— Stored data entries —

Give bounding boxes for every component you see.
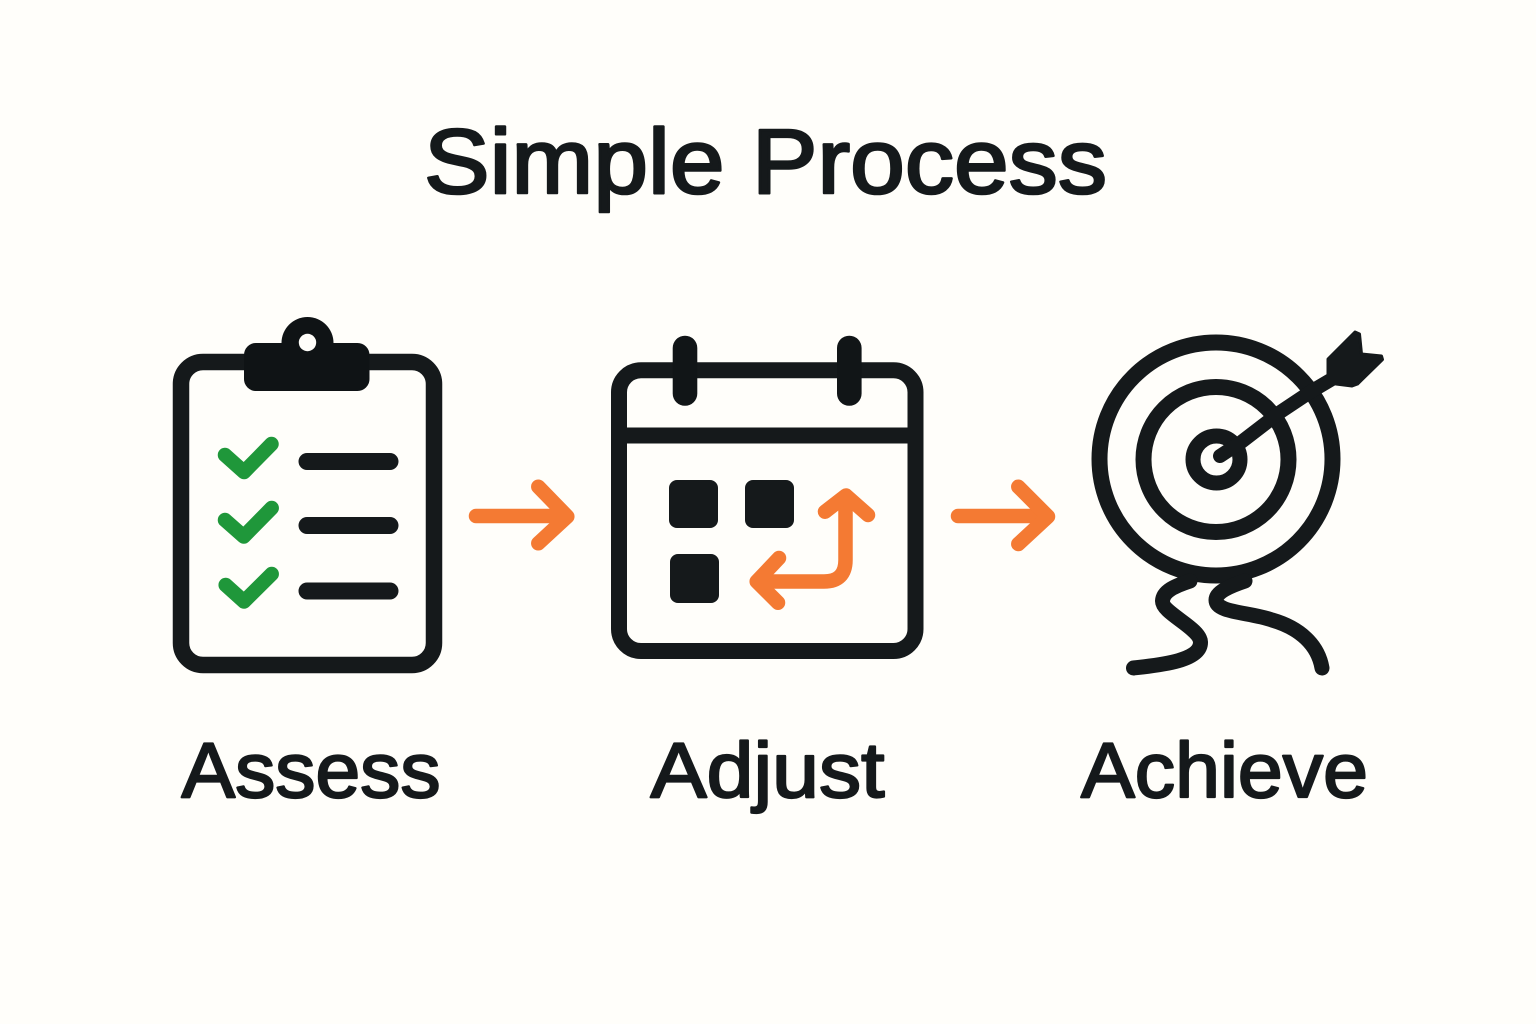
checklist lines	[307, 462, 390, 591]
calendar squares	[669, 480, 794, 603]
title: Simple Process	[424, 111, 1107, 213]
arrow: assess to adjust	[476, 487, 567, 543]
icon: target	[1100, 332, 1382, 668]
label: Assess: Assess	[182, 726, 440, 814]
checklist ticks	[225, 444, 272, 602]
arrow: adjust to achieve	[958, 487, 1048, 544]
adjust arrows	[757, 496, 868, 603]
label: Achieve: Achieve	[1081, 726, 1368, 814]
arrow fletching	[1328, 332, 1382, 386]
label: Adjust: Adjust	[650, 726, 885, 814]
arrow in target	[1220, 378, 1333, 456]
icon: calendar	[619, 348, 916, 651]
icon: clipboard	[181, 317, 434, 665]
target stand	[1134, 581, 1322, 668]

— Short exercise —
Could you swap "checklist" for "task list" throughout the records and write all the lines out again, otherwise unchanged and without the pictures?

— Reply —
Give bounding boxes for every component you see.
task list lines	[307, 462, 390, 591]
calendar squares	[669, 480, 794, 603]
title: Simple Process	[424, 111, 1107, 213]
arrow: assess to adjust	[476, 487, 567, 543]
icon: target	[1100, 332, 1382, 668]
label: Assess: Assess	[182, 726, 440, 814]
task list ticks	[225, 444, 272, 602]
arrow: adjust to achieve	[958, 487, 1048, 544]
adjust arrows	[757, 496, 868, 603]
label: Achieve: Achieve	[1081, 726, 1368, 814]
arrow fletching	[1328, 332, 1382, 386]
label: Adjust: Adjust	[650, 726, 885, 814]
arrow in target	[1220, 378, 1333, 456]
icon: calendar	[619, 348, 916, 651]
icon: clipboard	[181, 317, 434, 665]
target stand	[1134, 581, 1322, 668]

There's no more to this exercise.